[DOCUMENT PASSAGE start]

[LeetCode 解题报告]144. Binary Tree Preorder Traversal

Given a binary tree, return the preorder traversal of its nodes' values.

Example:

Input: [1,null,2,3]
   1
    \
     2
    /
   3

Output: [1,2,3]

Follow up: Recursive solution is trivial, could you do it iteratively?

考察：二叉树的前序遍历 

Method 1. Recursive

/**
 * Definition for a binary tree node.
 * struct TreeNode {
 *     int val;
 *     TreeNode *left;
 *     TreeNode *right;
 *     TreeNode(int x) : val(x), left(NULL), right(NULL) {}
 * };
 */
class Solution {
public:
    vector<int> preorderTraversal(TreeNode* root) {
        if (root == NULL)
            return {};
        vector<int> res;
        preorderTraversal(root, res);
        return res;
    }
    
    void preorderTraversal(TreeNode* root, vector<int>& res) {
        if (root == NULL)
            return ;
        
        res.push_back(root->val);
        if (root->left)
            preorderTraversal(root->left, res);
        if (root->right)

[DOCUMENT PASSAGE end]
[GIVEN INFORMATION start]

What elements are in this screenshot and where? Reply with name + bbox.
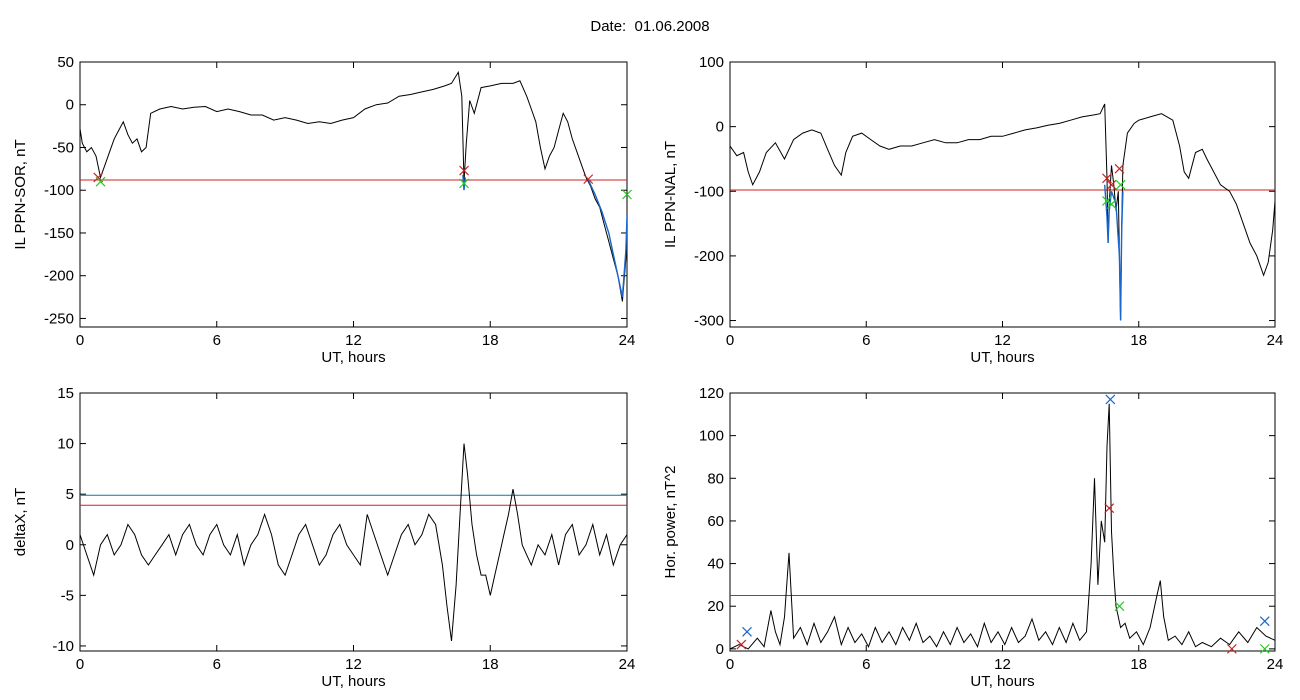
y-tick-label: 20 [707,598,724,615]
x-tick-label: 24 [1267,332,1284,349]
y-tick-label: -250 [44,310,74,327]
y-tick-label: 10 [57,436,74,453]
y-tick-label: 120 [699,385,724,402]
series-line [1104,184,1124,321]
x-tick-label: 18 [482,656,499,673]
series-line [80,443,627,641]
event-marker [583,174,594,185]
plot-area [80,70,627,302]
y-axis-label: deltaX, nT [12,488,29,556]
y-axis-label: Hor. power, nT^2 [662,466,679,579]
y-tick-label: 100 [699,428,724,445]
y-tick-label: 0 [66,537,74,554]
series-line [80,70,627,302]
event-marker [1106,179,1117,190]
event-marker [742,626,752,637]
y-tick-label: 5 [66,486,74,503]
y-tick-label: -10 [52,638,74,655]
event-marker [95,176,106,187]
event-marker [1105,394,1116,405]
series-line [587,179,627,298]
plot-area [730,403,1275,650]
y-tick-label: -200 [694,248,724,265]
y-tick-label: 100 [699,54,724,71]
x-tick-label: 6 [862,332,870,349]
x-axis-label: UT, hours [970,673,1034,690]
x-axis-label: UT, hours [970,349,1034,366]
event-marker [1259,616,1270,627]
event-marker [1114,601,1125,612]
x-tick-label: 12 [994,656,1011,673]
event-marker [459,165,469,176]
event-marker [1104,503,1115,514]
plot-frame [729,392,1276,652]
y-tick-label: 80 [707,470,724,487]
x-tick-label: 12 [345,332,362,349]
x-tick-label: 12 [345,656,362,673]
y-tick-label: -200 [44,268,74,285]
x-tick-label: 18 [1130,656,1147,673]
event-marker [1259,643,1270,654]
event-marker [1102,173,1112,184]
page-title: Date: 01.06.2008 [590,18,710,35]
y-tick-label: 60 [707,513,724,530]
plot-area [80,443,627,641]
series-line [730,103,1275,321]
x-axis-label: UT, hours [321,673,385,690]
x-tick-label: 18 [482,332,499,349]
plot-area [730,103,1275,321]
y-tick-label: 0 [66,97,74,114]
x-axis-label: UT, hours [321,349,385,366]
y-tick-label: -5 [61,587,74,604]
x-tick-label: 0 [76,332,84,349]
event-marker [622,189,632,200]
y-tick-label: 50 [57,54,74,71]
x-tick-label: 24 [619,332,636,349]
x-tick-label: 0 [726,332,734,349]
event-marker [736,639,747,650]
y-tick-label: 40 [707,556,724,573]
series-line [730,403,1275,650]
event-marker [1102,196,1112,206]
y-tick-label: 0 [716,119,724,136]
y-axis-label: IL PPN-SOR, nT [12,139,29,249]
event-marker [1226,643,1237,654]
event-marker [1115,179,1126,190]
y-tick-label: -100 [694,183,724,200]
x-tick-label: 6 [213,656,221,673]
event-marker [1114,163,1125,174]
y-axis-label: IL PPN-NAL, nT [662,141,679,248]
x-tick-label: 6 [213,332,221,349]
series-line [462,174,466,191]
y-tick-label: 0 [716,641,724,658]
event-marker [459,178,469,189]
y-tick-label: -50 [52,139,74,156]
x-tick-label: 0 [76,656,84,673]
x-tick-label: 6 [862,656,870,673]
y-tick-label: -300 [694,313,724,330]
x-tick-label: 0 [726,656,734,673]
x-tick-label: 24 [619,656,636,673]
y-tick-label: 15 [57,385,74,402]
y-tick-label: -100 [44,182,74,199]
x-tick-label: 24 [1267,656,1284,673]
event-marker [1106,199,1117,210]
x-tick-label: 12 [994,332,1011,349]
y-tick-label: -150 [44,225,74,242]
x-tick-label: 18 [1130,332,1147,349]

[GIVEN INFORMATION end]

→ **CHALLENGES**:
**A.** List every member variable declared in the TreeNode struct definition in the binary tree preorder traversal write-up, giving each one's type.
**B.** From the binary tree preorder traversal write-up, extract the passage from "void preorderTraversal(TreeNode* root, vector<int>&" up to and including "if (root->right)".
**C.** Continue the binary tree preorder traversal write-up from the point at which it stops.

→ **IN RESPONSE**:
**A.** val (int), left (TreeNode*), right (TreeNode*)

**B.**
void preorderTraversal(TreeNode* root, vector<int>& res) {
        if (root == NULL)
            return ;
        
        res.push_back(root->val);
        if (root->left)
            preorderTraversal(root->left, res);
        if (root->right)

**C.**
            preorderTraversal(root->right, res);
    }
};

Method 2.Iteratively 

/**
 * Definition for a binary tree node.
 * struct TreeNode {
 *     int val;
 *     TreeNode *left;
 *     TreeNode *right;
 *     TreeNode(int x) : val(x), left(NULL), right(NULL) {}
 * };
 */
class Solution {
public:
    vector<int> preorderTraversal(TreeNode* root) {
        if (root == NULL)
            return {};
        
        stack<TreeNode*> s{{root}};
        vector<int> res;
        
        while(!s.empty()) {
            TreeNode* cur = s.top();
            s.pop();
            res.push_back(cur->val);
            
            if (cur->right)
                s.push(cur->right);
            if (cur->left)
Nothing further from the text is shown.